▶ PROBLEM DETAILS
Exactly as written, print each record in the listing.

▶ TASK INPUT
START

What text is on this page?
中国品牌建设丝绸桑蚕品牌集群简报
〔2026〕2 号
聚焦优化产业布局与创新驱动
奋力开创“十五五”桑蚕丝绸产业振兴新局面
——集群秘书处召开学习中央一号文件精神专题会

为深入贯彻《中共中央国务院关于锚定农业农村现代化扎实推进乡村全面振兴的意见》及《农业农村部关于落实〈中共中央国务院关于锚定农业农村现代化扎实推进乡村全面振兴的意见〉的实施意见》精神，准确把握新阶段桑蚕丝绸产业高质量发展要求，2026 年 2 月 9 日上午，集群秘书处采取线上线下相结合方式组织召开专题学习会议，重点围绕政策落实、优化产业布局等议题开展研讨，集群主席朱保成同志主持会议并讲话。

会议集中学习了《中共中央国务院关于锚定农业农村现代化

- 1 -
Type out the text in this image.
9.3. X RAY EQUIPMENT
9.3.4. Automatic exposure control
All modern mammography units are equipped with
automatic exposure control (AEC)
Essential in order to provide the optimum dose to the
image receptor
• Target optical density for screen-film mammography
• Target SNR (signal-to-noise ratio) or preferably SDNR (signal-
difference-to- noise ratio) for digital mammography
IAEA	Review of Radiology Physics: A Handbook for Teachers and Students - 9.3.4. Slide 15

END

▶ TASK RESPONSE
What text is on this page?
中国品牌建设丝绸桑蚕品牌集群简报
〔2026〕2 号
聚焦优化产业布局与创新驱动
奋力开创“十五五”桑蚕丝绸产业振兴新局面
——集群秘书处召开学习中央一号文件精神专题会

为深入贯彻《中共中央国务院关于锚定农业农村现代化扎实推进乡村全面振兴的意见》及《农业农村部关于落实〈中共中央国务院关于锚定农业农村现代化扎实推进乡村全面振兴的意见〉的实施意见》精神，准确把握新阶段桑蚕丝绸产业高质量发展要求，2026 年 2 月 9 日上午，集群秘书处采取线上线下相结合方式组织召开专题学习会议，重点围绕政策落实、优化产业布局等议题开展研讨，集群主席朱保成同志主持会议并讲话。

会议集中学习了《中共中央国务院关于锚定农业农村现代化

- 1 -
Type out the text in this image.
9.3. X RAY EQUIPMENT
9.3.4. Automatic exposure control
All modern mammography units are equipped with
automatic exposure control (AEC)
Essential in order to provide the optimum dose to the
image receptor
• Target optical density for screen-film mammography
• Target SNR (signal-to-noise ratio) or preferably SDNR (signal-
difference-to- noise ratio) for digital mammography
IAEA	Review of Radiology Physics: A Handbook for Teachers and Students - 9.3.4. Slide 15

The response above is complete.